--- Begin ---
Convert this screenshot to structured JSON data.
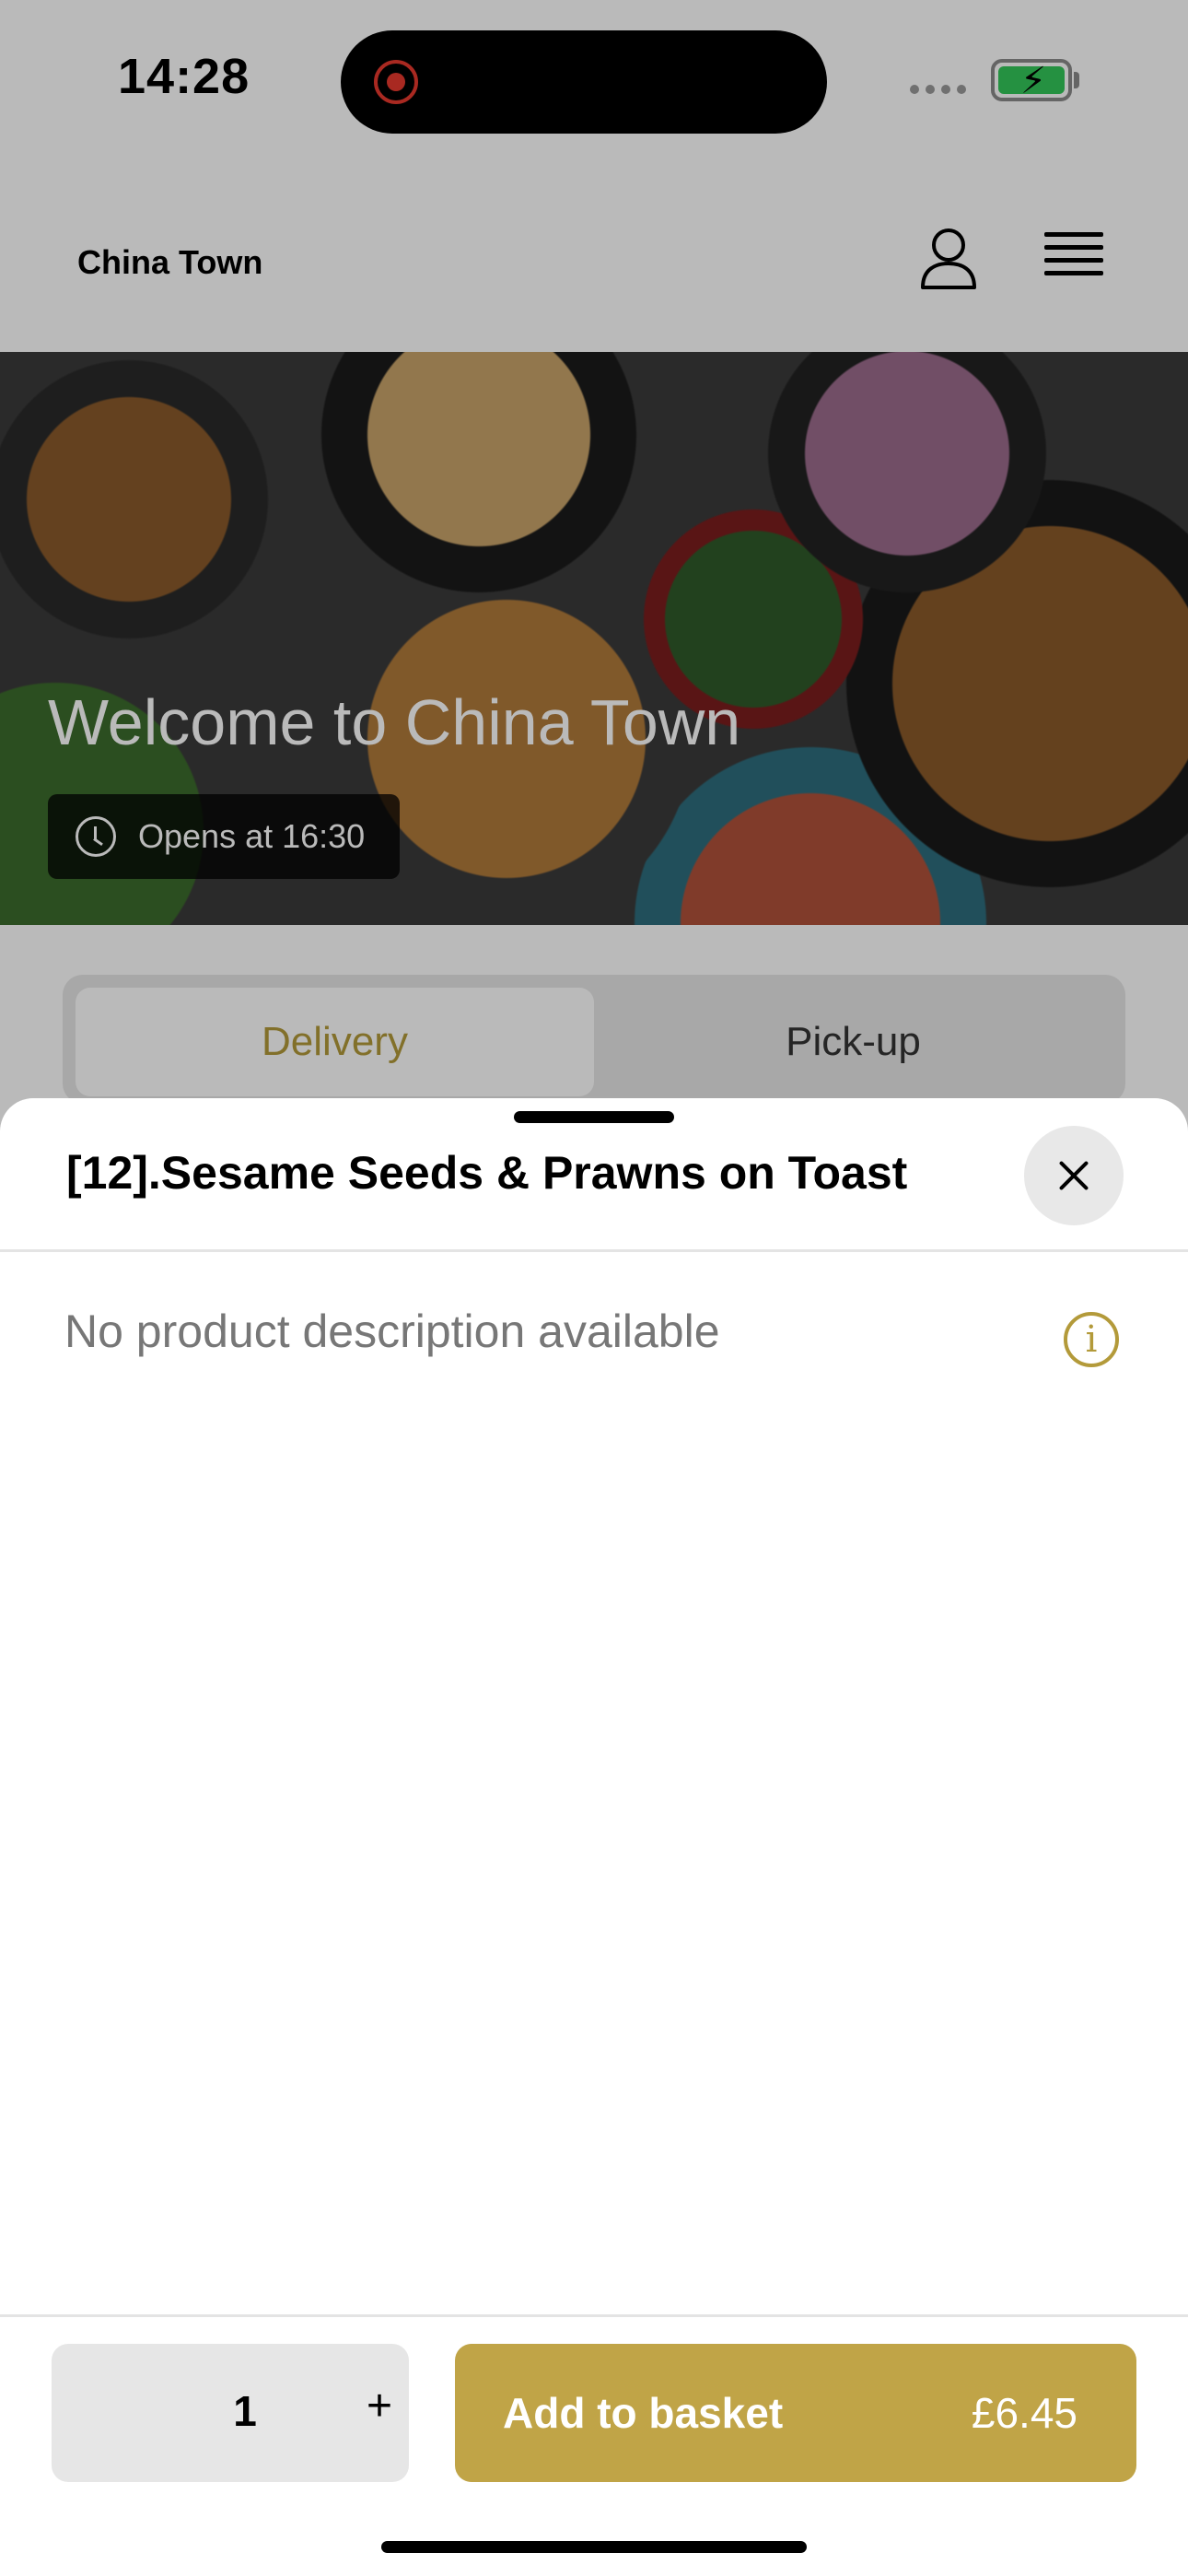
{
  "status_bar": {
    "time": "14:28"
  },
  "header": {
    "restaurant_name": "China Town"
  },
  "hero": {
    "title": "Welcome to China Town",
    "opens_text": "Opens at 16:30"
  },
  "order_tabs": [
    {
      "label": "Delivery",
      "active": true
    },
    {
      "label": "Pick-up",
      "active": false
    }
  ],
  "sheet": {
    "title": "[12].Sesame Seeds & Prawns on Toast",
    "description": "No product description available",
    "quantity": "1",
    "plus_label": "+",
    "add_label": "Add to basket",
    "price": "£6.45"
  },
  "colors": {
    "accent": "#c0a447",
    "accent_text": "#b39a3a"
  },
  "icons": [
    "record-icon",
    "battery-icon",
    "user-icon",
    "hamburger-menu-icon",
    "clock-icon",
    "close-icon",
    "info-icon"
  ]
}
--- End ---
### Exercise instructions:
Output the data above without changes, apart from leaving out the pictures.

### Task result:
Convert this screenshot to structured JSON data.
{
  "status_bar": {
    "time": "14:28"
  },
  "header": {
    "restaurant_name": "China Town"
  },
  "hero": {
    "title": "Welcome to China Town",
    "opens_text": "Opens at 16:30"
  },
  "order_tabs": [
    {
      "label": "Delivery",
      "active": true
    },
    {
      "label": "Pick-up",
      "active": false
    }
  ],
  "sheet": {
    "title": "[12].Sesame Seeds & Prawns on Toast",
    "description": "No product description available",
    "quantity": "1",
    "plus_label": "+",
    "add_label": "Add to basket",
    "price": "£6.45"
  },
  "colors": {
    "accent": "#c0a447",
    "accent_text": "#b39a3a"
  },
  "icons": [
    "record-icon",
    "battery-icon",
    "user-icon",
    "hamburger-menu-icon",
    "clock-icon",
    "close-icon",
    "info-icon"
  ]
}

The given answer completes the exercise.